■ **What you are asked to do**
Report every line below that holds the word "ylabel".

■ **Task data**
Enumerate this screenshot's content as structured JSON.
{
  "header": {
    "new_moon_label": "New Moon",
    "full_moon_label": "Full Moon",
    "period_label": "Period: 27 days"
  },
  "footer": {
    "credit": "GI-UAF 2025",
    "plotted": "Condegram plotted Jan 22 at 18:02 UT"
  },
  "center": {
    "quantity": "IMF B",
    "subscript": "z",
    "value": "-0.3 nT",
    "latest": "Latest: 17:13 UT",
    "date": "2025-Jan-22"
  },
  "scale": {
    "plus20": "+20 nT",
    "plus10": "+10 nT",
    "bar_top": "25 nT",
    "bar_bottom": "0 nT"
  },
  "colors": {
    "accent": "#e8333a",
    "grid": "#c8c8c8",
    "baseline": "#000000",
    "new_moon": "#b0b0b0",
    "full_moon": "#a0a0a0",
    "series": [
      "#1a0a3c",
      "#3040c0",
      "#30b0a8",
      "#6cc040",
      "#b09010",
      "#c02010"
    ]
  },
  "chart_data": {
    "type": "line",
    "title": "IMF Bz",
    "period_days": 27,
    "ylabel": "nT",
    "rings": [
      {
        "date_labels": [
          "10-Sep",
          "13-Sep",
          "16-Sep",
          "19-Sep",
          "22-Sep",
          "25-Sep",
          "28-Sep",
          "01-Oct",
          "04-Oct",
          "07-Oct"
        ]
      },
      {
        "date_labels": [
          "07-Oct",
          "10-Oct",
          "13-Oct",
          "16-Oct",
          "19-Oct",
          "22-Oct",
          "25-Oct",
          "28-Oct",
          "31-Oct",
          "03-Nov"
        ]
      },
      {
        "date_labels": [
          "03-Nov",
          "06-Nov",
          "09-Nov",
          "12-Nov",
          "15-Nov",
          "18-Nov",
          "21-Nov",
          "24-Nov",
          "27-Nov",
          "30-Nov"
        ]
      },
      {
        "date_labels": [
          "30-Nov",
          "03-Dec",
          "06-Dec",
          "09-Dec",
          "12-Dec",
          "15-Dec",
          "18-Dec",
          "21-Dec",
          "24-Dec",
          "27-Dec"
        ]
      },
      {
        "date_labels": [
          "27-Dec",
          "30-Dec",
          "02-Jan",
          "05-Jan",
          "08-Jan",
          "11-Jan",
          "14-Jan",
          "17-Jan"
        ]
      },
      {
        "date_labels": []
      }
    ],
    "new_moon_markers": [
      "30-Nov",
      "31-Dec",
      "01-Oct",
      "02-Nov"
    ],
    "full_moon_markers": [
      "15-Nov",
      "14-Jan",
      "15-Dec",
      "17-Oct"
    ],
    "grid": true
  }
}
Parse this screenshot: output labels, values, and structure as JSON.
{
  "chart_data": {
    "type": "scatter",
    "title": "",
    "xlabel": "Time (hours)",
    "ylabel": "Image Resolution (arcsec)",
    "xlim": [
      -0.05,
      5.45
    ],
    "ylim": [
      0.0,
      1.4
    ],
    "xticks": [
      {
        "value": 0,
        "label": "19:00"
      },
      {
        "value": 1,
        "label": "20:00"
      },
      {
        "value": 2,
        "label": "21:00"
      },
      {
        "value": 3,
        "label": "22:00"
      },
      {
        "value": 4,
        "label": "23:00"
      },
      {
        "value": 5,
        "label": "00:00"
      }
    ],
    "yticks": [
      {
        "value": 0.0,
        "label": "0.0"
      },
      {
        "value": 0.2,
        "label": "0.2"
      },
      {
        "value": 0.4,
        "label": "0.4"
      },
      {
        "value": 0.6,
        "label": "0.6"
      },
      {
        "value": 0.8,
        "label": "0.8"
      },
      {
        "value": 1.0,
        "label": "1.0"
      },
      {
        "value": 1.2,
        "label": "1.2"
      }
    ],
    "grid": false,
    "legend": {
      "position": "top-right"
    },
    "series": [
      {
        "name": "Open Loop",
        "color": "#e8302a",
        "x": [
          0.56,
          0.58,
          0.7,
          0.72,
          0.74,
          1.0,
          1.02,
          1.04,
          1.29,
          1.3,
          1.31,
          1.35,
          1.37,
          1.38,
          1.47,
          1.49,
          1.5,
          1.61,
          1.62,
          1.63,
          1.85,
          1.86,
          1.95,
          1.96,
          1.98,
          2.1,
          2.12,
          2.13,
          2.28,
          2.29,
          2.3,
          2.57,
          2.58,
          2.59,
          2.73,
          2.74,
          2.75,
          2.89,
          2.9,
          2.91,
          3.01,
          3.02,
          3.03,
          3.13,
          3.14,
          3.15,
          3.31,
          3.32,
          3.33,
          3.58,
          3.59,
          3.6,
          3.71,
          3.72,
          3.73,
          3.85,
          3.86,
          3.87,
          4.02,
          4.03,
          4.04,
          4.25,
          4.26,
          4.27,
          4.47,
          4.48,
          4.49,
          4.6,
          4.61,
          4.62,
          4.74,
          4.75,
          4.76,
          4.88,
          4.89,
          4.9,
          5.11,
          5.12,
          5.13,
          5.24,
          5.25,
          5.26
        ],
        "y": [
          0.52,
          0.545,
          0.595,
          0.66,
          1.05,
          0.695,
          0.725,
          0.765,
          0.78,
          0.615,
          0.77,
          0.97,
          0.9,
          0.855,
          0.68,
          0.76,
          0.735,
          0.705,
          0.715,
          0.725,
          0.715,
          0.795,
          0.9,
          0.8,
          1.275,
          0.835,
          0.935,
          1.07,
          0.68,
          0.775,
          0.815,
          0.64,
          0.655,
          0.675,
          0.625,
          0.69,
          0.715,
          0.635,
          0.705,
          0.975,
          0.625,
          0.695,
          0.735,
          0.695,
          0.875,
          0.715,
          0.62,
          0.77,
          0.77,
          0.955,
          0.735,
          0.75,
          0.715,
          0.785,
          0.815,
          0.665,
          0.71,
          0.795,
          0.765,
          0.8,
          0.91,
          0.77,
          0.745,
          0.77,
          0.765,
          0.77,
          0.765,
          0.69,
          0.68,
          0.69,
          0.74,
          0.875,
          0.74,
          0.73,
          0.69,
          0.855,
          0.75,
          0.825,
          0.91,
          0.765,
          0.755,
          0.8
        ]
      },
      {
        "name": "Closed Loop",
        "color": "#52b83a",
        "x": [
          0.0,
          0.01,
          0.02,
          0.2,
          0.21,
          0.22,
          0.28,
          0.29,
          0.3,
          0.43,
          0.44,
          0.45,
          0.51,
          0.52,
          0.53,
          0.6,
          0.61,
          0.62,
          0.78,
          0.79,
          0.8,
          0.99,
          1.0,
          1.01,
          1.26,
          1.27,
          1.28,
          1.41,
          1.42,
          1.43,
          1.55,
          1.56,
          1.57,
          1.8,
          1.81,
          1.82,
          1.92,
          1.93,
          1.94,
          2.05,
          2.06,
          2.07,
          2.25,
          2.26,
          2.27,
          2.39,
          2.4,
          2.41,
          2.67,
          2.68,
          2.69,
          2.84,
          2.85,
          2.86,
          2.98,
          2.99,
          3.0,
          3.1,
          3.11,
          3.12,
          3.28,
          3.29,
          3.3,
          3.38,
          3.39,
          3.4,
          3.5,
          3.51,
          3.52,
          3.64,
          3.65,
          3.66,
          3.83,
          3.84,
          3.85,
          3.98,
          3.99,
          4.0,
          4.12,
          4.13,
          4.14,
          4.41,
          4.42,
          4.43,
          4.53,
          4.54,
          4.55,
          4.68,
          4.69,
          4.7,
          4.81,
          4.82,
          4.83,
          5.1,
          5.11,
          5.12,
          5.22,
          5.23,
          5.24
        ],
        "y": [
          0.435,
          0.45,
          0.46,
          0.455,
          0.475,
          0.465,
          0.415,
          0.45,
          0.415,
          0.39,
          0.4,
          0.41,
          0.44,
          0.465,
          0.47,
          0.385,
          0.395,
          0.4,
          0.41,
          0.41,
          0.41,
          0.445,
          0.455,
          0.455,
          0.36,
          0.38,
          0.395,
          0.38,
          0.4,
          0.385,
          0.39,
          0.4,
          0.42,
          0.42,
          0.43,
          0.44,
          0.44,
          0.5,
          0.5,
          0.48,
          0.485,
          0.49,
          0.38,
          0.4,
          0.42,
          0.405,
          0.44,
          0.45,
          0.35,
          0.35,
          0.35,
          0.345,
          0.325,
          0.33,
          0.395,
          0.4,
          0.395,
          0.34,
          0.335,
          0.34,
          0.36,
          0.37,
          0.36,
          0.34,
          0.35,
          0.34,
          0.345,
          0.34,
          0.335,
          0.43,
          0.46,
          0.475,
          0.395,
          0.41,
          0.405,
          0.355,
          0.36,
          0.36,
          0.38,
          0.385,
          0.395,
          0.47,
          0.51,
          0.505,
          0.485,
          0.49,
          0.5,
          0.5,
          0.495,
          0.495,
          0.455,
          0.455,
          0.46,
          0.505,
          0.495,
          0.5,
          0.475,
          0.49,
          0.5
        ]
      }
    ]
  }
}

■ **Answer in full**
    "ylabel": "nT",
    "ylabel": "Image Resolution (arcsec)",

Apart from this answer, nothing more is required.